# Problem description
Every entry needs to be printed exactly, please.

Collected data entries
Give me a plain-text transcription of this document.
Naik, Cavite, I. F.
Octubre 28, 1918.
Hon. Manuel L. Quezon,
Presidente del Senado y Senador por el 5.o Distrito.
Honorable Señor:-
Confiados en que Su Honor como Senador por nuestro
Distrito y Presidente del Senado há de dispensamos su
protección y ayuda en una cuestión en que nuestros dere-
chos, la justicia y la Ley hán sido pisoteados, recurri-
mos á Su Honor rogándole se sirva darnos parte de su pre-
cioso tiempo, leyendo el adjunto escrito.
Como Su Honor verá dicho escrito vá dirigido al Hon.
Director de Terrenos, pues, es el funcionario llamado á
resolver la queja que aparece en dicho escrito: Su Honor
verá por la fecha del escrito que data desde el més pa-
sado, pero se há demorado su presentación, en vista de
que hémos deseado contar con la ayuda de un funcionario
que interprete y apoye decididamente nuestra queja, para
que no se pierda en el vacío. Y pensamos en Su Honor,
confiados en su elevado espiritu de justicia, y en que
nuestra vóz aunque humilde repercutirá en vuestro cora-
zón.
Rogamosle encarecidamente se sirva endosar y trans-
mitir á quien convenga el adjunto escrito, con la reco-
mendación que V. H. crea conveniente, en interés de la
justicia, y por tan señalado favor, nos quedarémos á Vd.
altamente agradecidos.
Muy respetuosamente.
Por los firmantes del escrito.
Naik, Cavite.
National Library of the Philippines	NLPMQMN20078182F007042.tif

# Solution for this exercise
Give me a plain-text transcription of this document.
Naik, Cavite, I. F.
Octubre 28, 1918.
Hon. Manuel L. Quezon,
Presidente del Senado y Senador por el 5.o Distrito.
Honorable Señor:-
Confiados en que Su Honor como Senador por nuestro
Distrito y Presidente del Senado há de dispensamos su
protección y ayuda en una cuestión en que nuestros dere-
chos, la justicia y la Ley hán sido pisoteados, recurri-
mos á Su Honor rogándole se sirva darnos parte de su pre-
cioso tiempo, leyendo el adjunto escrito.
Como Su Honor verá dicho escrito vá dirigido al Hon.
Director de Terrenos, pues, es el funcionario llamado á
resolver la queja que aparece en dicho escrito: Su Honor
verá por la fecha del escrito que data desde el més pa-
sado, pero se há demorado su presentación, en vista de
que hémos deseado contar con la ayuda de un funcionario
que interprete y apoye decididamente nuestra queja, para
que no se pierda en el vacío. Y pensamos en Su Honor,
confiados en su elevado espiritu de justicia, y en que
nuestra vóz aunque humilde repercutirá en vuestro cora-
zón.
Rogamosle encarecidamente se sirva endosar y trans-
mitir á quien convenga el adjunto escrito, con la reco-
mendación que V. H. crea conveniente, en interés de la
justicia, y por tan señalado favor, nos quedarémos á Vd.
altamente agradecidos.
Muy respetuosamente.
Por los firmantes del escrito.
Naik, Cavite.
National Library of the Philippines	NLPMQMN20078182F007042.tif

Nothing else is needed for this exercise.